● WRITTEN REQUEST
The answer should be a single number: how many lines of the entries below hold the word "Principal".

Source data:
━━━━━━━━━━━━━━━━━━━━

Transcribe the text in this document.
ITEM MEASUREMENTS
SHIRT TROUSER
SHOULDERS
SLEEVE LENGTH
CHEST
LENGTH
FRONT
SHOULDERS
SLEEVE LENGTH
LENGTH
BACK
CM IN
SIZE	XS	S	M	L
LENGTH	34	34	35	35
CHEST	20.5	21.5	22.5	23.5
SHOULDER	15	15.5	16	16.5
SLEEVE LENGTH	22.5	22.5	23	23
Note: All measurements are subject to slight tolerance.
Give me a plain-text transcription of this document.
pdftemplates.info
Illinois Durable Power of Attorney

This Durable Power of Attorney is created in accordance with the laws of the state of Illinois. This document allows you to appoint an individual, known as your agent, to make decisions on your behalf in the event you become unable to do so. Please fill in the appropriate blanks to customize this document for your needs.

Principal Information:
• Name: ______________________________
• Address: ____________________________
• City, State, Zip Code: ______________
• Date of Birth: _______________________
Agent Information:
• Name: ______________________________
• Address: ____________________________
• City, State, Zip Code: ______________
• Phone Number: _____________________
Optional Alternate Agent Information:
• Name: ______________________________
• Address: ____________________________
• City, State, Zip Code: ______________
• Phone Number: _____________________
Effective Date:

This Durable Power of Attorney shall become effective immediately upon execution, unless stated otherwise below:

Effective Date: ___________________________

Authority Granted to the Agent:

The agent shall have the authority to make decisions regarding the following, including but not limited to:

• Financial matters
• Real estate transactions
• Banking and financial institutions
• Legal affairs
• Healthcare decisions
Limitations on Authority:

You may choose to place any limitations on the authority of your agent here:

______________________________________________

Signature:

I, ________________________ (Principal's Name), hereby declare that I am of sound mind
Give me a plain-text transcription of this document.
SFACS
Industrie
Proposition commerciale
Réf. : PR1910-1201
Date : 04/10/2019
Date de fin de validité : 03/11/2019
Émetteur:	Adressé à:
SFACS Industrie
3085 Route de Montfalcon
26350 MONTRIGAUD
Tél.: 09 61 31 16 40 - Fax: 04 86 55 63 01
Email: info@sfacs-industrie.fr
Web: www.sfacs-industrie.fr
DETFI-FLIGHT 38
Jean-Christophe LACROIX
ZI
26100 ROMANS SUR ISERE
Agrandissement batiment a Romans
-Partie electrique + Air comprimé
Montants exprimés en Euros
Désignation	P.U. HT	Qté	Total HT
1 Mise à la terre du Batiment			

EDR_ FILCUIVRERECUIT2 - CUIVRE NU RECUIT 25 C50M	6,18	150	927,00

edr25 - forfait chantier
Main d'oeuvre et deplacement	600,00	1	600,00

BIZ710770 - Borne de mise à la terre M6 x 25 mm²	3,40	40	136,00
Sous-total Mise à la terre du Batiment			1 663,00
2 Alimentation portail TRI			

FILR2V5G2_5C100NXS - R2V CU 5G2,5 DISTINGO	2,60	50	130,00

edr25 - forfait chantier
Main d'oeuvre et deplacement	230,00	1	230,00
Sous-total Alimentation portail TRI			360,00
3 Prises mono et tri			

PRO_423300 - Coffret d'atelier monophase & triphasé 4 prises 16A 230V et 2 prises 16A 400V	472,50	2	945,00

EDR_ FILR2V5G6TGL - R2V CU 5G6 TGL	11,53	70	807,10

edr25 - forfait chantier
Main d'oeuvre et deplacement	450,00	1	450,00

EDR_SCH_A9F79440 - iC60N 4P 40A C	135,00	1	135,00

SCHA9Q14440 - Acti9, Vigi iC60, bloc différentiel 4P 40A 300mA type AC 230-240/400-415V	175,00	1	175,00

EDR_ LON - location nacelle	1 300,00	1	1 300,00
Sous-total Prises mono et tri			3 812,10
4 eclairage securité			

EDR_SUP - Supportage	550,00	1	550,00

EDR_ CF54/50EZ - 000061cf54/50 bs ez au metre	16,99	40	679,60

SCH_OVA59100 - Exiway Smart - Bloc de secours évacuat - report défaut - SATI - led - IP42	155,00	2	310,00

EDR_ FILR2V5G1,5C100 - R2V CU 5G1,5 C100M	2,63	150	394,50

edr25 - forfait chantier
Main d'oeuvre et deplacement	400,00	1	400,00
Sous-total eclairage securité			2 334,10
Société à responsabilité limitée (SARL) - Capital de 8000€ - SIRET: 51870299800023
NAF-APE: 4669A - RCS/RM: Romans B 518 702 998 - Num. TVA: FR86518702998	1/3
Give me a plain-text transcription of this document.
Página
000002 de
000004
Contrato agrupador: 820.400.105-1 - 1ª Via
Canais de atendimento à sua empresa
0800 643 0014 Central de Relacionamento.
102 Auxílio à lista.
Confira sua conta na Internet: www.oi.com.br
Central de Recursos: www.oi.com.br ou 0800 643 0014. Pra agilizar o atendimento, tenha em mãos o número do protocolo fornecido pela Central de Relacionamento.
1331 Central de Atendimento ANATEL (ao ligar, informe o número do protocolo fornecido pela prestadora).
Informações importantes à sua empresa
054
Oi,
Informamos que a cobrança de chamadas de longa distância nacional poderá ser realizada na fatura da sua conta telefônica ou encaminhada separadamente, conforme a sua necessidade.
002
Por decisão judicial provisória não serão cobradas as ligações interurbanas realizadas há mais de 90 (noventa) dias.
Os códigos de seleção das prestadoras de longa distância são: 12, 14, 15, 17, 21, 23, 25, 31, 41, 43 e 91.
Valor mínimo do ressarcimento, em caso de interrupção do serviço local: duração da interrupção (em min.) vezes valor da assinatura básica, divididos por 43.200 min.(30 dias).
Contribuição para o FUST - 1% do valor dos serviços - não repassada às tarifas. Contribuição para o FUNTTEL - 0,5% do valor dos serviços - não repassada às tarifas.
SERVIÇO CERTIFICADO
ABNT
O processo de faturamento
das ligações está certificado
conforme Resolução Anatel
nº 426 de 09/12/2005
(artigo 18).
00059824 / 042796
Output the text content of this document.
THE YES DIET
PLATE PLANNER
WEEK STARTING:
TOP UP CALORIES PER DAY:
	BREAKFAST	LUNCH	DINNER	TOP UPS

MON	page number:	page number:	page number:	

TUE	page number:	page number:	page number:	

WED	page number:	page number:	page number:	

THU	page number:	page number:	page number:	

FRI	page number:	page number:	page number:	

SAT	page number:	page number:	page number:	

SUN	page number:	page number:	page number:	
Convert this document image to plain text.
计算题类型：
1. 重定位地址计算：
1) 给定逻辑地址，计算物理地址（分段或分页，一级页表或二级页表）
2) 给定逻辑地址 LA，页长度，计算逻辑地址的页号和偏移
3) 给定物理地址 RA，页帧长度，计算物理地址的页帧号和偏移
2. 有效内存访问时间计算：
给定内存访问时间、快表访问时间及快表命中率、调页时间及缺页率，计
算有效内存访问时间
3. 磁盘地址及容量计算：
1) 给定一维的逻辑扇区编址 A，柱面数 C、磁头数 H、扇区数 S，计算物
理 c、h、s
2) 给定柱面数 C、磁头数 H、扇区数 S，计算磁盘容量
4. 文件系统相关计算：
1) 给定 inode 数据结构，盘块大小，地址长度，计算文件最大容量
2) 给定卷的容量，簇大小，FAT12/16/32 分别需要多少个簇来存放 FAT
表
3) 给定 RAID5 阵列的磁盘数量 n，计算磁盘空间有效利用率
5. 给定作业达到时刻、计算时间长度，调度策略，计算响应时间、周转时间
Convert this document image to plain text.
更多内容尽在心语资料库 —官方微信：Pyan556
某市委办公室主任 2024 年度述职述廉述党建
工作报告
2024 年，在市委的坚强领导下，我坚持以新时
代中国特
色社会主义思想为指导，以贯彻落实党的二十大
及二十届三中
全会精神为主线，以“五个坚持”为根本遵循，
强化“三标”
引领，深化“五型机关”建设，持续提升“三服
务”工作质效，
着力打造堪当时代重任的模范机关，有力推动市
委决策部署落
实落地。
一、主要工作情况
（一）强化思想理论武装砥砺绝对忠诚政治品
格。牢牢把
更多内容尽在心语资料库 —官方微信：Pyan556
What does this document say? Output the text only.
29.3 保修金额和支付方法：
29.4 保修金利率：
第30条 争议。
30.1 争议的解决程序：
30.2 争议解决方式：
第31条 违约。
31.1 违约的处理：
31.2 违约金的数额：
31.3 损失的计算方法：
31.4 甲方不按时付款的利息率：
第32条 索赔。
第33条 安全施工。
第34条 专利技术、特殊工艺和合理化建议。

━━━━━━━━━━━━━━━━━━━━

● REPLY
2